◆ Given task ◆
For the material that follows, list every line containing the word "which".
***** Records for this task *****
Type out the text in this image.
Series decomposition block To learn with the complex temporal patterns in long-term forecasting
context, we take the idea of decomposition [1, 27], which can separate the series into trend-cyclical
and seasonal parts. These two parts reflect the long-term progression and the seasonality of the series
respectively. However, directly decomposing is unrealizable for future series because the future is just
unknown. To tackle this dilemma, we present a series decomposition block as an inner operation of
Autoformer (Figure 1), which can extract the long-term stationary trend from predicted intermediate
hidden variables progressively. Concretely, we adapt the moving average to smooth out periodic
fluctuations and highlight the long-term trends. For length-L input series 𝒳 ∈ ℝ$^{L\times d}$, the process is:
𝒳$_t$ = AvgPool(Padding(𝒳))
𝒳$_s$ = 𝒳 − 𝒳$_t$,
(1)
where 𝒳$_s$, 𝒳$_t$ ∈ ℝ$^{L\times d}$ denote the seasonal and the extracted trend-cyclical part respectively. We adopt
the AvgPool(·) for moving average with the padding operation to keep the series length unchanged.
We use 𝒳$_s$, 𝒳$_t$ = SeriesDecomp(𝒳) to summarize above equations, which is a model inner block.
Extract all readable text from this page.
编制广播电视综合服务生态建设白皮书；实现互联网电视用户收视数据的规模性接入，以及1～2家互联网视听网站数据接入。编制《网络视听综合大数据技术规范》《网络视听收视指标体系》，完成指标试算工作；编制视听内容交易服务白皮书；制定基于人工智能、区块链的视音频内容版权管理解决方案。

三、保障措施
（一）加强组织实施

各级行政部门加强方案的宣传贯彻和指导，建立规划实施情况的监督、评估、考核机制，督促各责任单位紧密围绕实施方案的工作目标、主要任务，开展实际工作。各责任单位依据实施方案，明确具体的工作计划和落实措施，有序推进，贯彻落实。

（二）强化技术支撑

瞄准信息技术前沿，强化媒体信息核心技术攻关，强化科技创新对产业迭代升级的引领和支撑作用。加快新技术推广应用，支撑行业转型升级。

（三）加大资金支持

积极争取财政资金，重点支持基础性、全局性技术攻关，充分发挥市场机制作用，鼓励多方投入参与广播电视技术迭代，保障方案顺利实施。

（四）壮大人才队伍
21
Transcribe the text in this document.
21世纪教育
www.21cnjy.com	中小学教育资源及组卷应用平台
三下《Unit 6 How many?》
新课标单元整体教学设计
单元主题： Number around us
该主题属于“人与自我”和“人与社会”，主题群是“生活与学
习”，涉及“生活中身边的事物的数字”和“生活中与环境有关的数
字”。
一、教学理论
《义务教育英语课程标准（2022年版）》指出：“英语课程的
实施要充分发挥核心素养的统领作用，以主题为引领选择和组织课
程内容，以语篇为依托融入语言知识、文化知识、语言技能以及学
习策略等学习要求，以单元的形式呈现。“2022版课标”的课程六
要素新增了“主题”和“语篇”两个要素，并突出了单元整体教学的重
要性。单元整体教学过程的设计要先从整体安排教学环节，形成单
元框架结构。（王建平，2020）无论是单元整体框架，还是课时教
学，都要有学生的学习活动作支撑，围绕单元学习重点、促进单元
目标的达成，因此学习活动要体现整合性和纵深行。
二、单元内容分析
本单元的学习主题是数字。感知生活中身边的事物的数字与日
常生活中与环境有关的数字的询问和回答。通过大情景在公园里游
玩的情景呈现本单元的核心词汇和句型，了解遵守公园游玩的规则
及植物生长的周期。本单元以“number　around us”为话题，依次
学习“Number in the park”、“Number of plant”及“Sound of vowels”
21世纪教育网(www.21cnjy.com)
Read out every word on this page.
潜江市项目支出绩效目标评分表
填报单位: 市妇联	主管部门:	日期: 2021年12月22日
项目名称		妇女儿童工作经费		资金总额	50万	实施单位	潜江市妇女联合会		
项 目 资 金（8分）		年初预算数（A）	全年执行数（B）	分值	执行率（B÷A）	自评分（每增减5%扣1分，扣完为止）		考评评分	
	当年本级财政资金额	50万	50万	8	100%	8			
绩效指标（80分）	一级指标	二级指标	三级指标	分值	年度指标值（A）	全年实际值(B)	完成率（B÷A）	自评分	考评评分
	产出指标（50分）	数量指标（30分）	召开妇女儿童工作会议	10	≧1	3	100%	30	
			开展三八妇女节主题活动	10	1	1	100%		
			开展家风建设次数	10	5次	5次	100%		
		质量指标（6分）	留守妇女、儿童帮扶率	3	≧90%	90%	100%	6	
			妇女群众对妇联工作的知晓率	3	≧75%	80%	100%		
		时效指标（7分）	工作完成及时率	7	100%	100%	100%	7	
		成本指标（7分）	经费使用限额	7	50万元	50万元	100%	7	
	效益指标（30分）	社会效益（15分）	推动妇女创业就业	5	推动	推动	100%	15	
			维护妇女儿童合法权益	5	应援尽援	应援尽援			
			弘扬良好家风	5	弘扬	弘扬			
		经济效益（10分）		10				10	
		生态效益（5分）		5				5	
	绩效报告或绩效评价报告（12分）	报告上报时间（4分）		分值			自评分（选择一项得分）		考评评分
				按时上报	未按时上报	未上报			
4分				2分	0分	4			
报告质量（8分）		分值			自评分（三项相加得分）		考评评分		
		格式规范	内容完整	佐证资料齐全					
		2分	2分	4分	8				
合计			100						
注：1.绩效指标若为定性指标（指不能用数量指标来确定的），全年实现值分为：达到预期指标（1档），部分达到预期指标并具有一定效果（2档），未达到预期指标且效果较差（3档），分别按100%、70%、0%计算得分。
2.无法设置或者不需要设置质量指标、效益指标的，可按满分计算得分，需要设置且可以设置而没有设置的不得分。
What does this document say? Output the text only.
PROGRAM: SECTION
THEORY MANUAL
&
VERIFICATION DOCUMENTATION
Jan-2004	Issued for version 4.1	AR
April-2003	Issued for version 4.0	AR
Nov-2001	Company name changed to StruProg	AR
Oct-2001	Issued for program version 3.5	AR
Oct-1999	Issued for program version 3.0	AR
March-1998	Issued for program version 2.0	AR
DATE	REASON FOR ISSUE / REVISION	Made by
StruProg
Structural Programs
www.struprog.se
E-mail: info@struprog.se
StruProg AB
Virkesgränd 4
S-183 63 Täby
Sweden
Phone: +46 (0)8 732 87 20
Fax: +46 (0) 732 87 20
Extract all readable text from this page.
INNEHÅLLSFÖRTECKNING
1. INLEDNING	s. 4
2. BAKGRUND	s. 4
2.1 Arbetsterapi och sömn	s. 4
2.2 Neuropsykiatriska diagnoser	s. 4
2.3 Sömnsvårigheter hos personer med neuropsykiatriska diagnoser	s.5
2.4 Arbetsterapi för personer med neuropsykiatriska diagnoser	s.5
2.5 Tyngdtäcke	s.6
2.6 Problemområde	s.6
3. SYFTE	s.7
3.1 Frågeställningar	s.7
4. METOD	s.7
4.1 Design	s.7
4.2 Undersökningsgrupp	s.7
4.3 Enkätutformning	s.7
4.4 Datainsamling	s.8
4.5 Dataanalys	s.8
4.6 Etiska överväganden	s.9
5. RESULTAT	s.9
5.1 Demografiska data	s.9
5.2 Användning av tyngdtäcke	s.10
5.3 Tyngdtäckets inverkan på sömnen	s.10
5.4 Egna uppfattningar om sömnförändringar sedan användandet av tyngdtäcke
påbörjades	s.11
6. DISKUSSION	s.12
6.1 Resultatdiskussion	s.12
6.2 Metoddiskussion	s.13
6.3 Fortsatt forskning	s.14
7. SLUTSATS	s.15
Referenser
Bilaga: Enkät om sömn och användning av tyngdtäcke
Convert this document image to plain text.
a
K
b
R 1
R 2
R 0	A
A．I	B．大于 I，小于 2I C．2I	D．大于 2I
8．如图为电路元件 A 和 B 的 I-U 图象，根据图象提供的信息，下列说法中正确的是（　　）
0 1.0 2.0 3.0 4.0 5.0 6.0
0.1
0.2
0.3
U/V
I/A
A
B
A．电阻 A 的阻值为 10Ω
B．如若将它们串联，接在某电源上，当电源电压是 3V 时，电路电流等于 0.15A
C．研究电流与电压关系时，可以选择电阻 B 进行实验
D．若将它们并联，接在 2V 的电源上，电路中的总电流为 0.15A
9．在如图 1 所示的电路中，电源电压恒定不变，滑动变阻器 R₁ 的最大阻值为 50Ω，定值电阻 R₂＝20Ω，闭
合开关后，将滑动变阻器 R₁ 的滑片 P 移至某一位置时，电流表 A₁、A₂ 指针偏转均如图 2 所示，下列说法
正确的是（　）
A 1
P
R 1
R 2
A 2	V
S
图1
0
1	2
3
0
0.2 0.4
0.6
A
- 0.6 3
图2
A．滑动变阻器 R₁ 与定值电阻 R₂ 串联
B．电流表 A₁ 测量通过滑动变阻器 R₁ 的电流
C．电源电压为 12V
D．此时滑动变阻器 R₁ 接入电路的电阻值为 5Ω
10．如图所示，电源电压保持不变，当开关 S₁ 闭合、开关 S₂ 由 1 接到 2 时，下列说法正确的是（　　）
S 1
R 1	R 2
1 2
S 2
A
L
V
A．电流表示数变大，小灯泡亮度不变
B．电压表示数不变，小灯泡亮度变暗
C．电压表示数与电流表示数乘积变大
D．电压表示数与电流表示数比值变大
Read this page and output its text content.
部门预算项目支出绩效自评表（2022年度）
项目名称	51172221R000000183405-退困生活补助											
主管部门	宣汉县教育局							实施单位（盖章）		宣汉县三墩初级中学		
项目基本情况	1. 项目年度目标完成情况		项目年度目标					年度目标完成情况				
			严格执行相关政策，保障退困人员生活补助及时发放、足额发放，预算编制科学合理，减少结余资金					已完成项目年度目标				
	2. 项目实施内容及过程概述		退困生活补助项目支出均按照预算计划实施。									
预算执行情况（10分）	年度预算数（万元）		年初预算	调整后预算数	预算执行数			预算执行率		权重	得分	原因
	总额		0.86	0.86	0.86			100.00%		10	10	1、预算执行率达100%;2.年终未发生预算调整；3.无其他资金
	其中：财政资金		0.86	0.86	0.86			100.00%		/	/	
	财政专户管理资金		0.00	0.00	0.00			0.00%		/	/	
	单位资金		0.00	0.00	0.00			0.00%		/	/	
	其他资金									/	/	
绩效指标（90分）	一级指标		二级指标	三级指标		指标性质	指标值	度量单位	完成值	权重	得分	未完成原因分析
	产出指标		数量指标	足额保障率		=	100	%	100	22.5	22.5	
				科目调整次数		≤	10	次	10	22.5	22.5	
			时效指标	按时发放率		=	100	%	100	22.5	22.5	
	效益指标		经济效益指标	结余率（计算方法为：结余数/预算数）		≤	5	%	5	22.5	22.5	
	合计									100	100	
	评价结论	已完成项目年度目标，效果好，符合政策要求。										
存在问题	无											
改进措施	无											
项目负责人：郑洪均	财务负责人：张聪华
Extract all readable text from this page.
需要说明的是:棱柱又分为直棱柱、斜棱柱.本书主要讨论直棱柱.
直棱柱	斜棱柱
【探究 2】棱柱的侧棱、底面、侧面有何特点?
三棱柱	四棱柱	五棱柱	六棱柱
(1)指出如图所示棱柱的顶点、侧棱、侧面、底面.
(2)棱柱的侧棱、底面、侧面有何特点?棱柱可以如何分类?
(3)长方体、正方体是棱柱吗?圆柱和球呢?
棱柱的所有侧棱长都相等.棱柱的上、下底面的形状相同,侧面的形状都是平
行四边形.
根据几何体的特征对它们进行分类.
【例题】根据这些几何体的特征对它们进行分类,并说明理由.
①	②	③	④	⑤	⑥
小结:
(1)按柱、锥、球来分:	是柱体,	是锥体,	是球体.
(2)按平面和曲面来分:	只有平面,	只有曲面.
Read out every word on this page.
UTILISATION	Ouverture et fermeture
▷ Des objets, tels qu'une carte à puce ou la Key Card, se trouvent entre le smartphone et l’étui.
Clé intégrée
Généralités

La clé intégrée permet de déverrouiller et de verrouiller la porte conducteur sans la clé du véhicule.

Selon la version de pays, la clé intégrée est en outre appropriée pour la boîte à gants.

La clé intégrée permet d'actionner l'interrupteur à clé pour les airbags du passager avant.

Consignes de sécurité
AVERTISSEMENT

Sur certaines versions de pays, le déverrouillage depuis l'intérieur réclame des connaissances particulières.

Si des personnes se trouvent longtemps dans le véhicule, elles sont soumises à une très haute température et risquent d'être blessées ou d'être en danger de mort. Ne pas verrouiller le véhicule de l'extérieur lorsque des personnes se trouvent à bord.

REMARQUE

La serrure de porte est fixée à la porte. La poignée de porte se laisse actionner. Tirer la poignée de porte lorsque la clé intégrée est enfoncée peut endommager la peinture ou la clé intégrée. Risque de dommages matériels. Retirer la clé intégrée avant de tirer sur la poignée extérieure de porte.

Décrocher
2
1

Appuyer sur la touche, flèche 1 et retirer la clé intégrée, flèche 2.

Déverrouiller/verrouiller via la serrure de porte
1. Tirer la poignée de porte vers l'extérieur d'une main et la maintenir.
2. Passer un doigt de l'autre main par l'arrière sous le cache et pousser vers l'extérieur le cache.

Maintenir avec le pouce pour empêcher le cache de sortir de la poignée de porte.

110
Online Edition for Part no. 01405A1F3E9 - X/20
*****
◆ Output ◆
context, we take the idea of decomposition [1, 27], which can separate the series into trend-cyclical
Autoformer (Figure 1), which can extract the long-term stationary trend from predicted intermediate
We use 𝒳$_s$, 𝒳$_t$ = SeriesDecomp(𝒳) to summarize above equations, which is a model inner block.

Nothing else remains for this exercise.